** Work required **
The records below must be transcribed exactly. Do not include the pictures.

---------- Given information

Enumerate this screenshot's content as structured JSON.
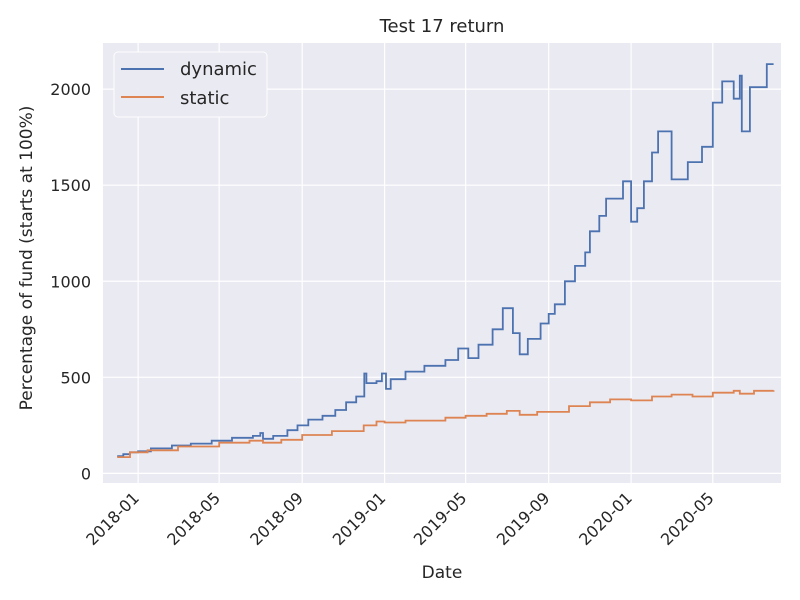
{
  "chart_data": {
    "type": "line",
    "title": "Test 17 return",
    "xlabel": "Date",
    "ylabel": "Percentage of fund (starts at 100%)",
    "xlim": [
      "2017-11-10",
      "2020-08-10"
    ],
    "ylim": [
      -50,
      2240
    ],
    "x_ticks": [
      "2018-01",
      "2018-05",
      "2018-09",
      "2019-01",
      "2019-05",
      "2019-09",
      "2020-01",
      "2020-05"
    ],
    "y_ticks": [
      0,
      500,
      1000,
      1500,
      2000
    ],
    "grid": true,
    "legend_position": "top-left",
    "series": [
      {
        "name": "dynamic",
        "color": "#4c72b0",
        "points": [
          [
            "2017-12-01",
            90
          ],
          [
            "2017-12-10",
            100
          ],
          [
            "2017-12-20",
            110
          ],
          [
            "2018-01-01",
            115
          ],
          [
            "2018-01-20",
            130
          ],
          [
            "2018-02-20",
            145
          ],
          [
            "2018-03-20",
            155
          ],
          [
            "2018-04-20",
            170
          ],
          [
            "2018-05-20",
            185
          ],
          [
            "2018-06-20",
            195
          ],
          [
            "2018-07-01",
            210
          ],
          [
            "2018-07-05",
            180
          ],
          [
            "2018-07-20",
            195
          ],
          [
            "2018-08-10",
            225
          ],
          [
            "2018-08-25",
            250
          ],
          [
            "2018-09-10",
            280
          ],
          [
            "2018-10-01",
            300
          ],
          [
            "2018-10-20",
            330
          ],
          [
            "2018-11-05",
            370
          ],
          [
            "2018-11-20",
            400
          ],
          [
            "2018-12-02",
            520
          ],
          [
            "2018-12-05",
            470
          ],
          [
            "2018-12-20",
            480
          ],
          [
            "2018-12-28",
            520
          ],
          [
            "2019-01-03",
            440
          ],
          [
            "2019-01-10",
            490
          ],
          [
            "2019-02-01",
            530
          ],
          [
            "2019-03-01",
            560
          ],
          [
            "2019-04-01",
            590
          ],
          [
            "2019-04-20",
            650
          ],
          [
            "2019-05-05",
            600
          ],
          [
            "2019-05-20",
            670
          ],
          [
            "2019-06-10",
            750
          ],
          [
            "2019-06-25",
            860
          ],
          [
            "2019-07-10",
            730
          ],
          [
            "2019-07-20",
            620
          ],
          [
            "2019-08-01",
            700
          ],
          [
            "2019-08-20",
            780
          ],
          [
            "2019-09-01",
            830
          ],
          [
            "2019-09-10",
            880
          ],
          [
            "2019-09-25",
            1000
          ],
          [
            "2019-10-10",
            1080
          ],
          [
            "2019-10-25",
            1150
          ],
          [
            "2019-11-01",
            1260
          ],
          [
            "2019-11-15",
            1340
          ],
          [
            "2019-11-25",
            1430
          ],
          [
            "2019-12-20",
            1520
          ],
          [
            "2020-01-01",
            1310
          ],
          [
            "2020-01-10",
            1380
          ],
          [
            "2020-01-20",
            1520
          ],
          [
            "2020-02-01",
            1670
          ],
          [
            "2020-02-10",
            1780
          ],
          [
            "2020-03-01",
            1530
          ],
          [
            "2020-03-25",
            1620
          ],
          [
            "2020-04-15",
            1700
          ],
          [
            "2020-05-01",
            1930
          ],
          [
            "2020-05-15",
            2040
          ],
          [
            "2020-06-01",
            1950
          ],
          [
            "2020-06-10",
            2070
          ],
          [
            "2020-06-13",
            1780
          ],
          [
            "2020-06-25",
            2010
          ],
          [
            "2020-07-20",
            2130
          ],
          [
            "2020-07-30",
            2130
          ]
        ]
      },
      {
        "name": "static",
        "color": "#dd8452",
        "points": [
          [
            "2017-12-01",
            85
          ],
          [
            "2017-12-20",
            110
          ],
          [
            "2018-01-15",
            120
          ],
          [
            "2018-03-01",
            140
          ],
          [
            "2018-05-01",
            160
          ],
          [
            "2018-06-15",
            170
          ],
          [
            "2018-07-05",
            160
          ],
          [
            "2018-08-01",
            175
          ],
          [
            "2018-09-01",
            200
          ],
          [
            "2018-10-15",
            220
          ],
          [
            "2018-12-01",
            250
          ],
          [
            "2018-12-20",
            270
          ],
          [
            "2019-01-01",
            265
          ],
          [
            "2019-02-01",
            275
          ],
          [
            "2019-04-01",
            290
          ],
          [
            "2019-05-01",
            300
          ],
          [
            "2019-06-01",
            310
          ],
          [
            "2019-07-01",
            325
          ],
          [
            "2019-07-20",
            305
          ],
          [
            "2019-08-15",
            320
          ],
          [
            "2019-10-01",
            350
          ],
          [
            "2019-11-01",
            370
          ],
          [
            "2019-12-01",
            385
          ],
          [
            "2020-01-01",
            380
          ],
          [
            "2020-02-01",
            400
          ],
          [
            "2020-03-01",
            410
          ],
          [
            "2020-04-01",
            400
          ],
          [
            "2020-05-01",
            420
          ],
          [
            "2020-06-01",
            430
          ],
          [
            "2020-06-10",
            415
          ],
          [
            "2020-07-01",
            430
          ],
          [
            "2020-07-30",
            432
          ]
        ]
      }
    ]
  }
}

--------------------

** Final result **
Enumerate this screenshot's content as structured JSON.
{
  "chart_data": {
    "type": "line",
    "title": "Test 17 return",
    "xlabel": "Date",
    "ylabel": "Percentage of fund (starts at 100%)",
    "xlim": [
      "2017-11-10",
      "2020-08-10"
    ],
    "ylim": [
      -50,
      2240
    ],
    "x_ticks": [
      "2018-01",
      "2018-05",
      "2018-09",
      "2019-01",
      "2019-05",
      "2019-09",
      "2020-01",
      "2020-05"
    ],
    "y_ticks": [
      0,
      500,
      1000,
      1500,
      2000
    ],
    "grid": true,
    "legend_position": "top-left",
    "series": [
      {
        "name": "dynamic",
        "color": "#4c72b0",
        "points": [
          [
            "2017-12-01",
            90
          ],
          [
            "2017-12-10",
            100
          ],
          [
            "2017-12-20",
            110
          ],
          [
            "2018-01-01",
            115
          ],
          [
            "2018-01-20",
            130
          ],
          [
            "2018-02-20",
            145
          ],
          [
            "2018-03-20",
            155
          ],
          [
            "2018-04-20",
            170
          ],
          [
            "2018-05-20",
            185
          ],
          [
            "2018-06-20",
            195
          ],
          [
            "2018-07-01",
            210
          ],
          [
            "2018-07-05",
            180
          ],
          [
            "2018-07-20",
            195
          ],
          [
            "2018-08-10",
            225
          ],
          [
            "2018-08-25",
            250
          ],
          [
            "2018-09-10",
            280
          ],
          [
            "2018-10-01",
            300
          ],
          [
            "2018-10-20",
            330
          ],
          [
            "2018-11-05",
            370
          ],
          [
            "2018-11-20",
            400
          ],
          [
            "2018-12-02",
            520
          ],
          [
            "2018-12-05",
            470
          ],
          [
            "2018-12-20",
            480
          ],
          [
            "2018-12-28",
            520
          ],
          [
            "2019-01-03",
            440
          ],
          [
            "2019-01-10",
            490
          ],
          [
            "2019-02-01",
            530
          ],
          [
            "2019-03-01",
            560
          ],
          [
            "2019-04-01",
            590
          ],
          [
            "2019-04-20",
            650
          ],
          [
            "2019-05-05",
            600
          ],
          [
            "2019-05-20",
            670
          ],
          [
            "2019-06-10",
            750
          ],
          [
            "2019-06-25",
            860
          ],
          [
            "2019-07-10",
            730
          ],
          [
            "2019-07-20",
            620
          ],
          [
            "2019-08-01",
            700
          ],
          [
            "2019-08-20",
            780
          ],
          [
            "2019-09-01",
            830
          ],
          [
            "2019-09-10",
            880
          ],
          [
            "2019-09-25",
            1000
          ],
          [
            "2019-10-10",
            1080
          ],
          [
            "2019-10-25",
            1150
          ],
          [
            "2019-11-01",
            1260
          ],
          [
            "2019-11-15",
            1340
          ],
          [
            "2019-11-25",
            1430
          ],
          [
            "2019-12-20",
            1520
          ],
          [
            "2020-01-01",
            1310
          ],
          [
            "2020-01-10",
            1380
          ],
          [
            "2020-01-20",
            1520
          ],
          [
            "2020-02-01",
            1670
          ],
          [
            "2020-02-10",
            1780
          ],
          [
            "2020-03-01",
            1530
          ],
          [
            "2020-03-25",
            1620
          ],
          [
            "2020-04-15",
            1700
          ],
          [
            "2020-05-01",
            1930
          ],
          [
            "2020-05-15",
            2040
          ],
          [
            "2020-06-01",
            1950
          ],
          [
            "2020-06-10",
            2070
          ],
          [
            "2020-06-13",
            1780
          ],
          [
            "2020-06-25",
            2010
          ],
          [
            "2020-07-20",
            2130
          ],
          [
            "2020-07-30",
            2130
          ]
        ]
      },
      {
        "name": "static",
        "color": "#dd8452",
        "points": [
          [
            "2017-12-01",
            85
          ],
          [
            "2017-12-20",
            110
          ],
          [
            "2018-01-15",
            120
          ],
          [
            "2018-03-01",
            140
          ],
          [
            "2018-05-01",
            160
          ],
          [
            "2018-06-15",
            170
          ],
          [
            "2018-07-05",
            160
          ],
          [
            "2018-08-01",
            175
          ],
          [
            "2018-09-01",
            200
          ],
          [
            "2018-10-15",
            220
          ],
          [
            "2018-12-01",
            250
          ],
          [
            "2018-12-20",
            270
          ],
          [
            "2019-01-01",
            265
          ],
          [
            "2019-02-01",
            275
          ],
          [
            "2019-04-01",
            290
          ],
          [
            "2019-05-01",
            300
          ],
          [
            "2019-06-01",
            310
          ],
          [
            "2019-07-01",
            325
          ],
          [
            "2019-07-20",
            305
          ],
          [
            "2019-08-15",
            320
          ],
          [
            "2019-10-01",
            350
          ],
          [
            "2019-11-01",
            370
          ],
          [
            "2019-12-01",
            385
          ],
          [
            "2020-01-01",
            380
          ],
          [
            "2020-02-01",
            400
          ],
          [
            "2020-03-01",
            410
          ],
          [
            "2020-04-01",
            400
          ],
          [
            "2020-05-01",
            420
          ],
          [
            "2020-06-01",
            430
          ],
          [
            "2020-06-10",
            415
          ],
          [
            "2020-07-01",
            430
          ],
          [
            "2020-07-30",
            432
          ]
        ]
      }
    ]
  }
}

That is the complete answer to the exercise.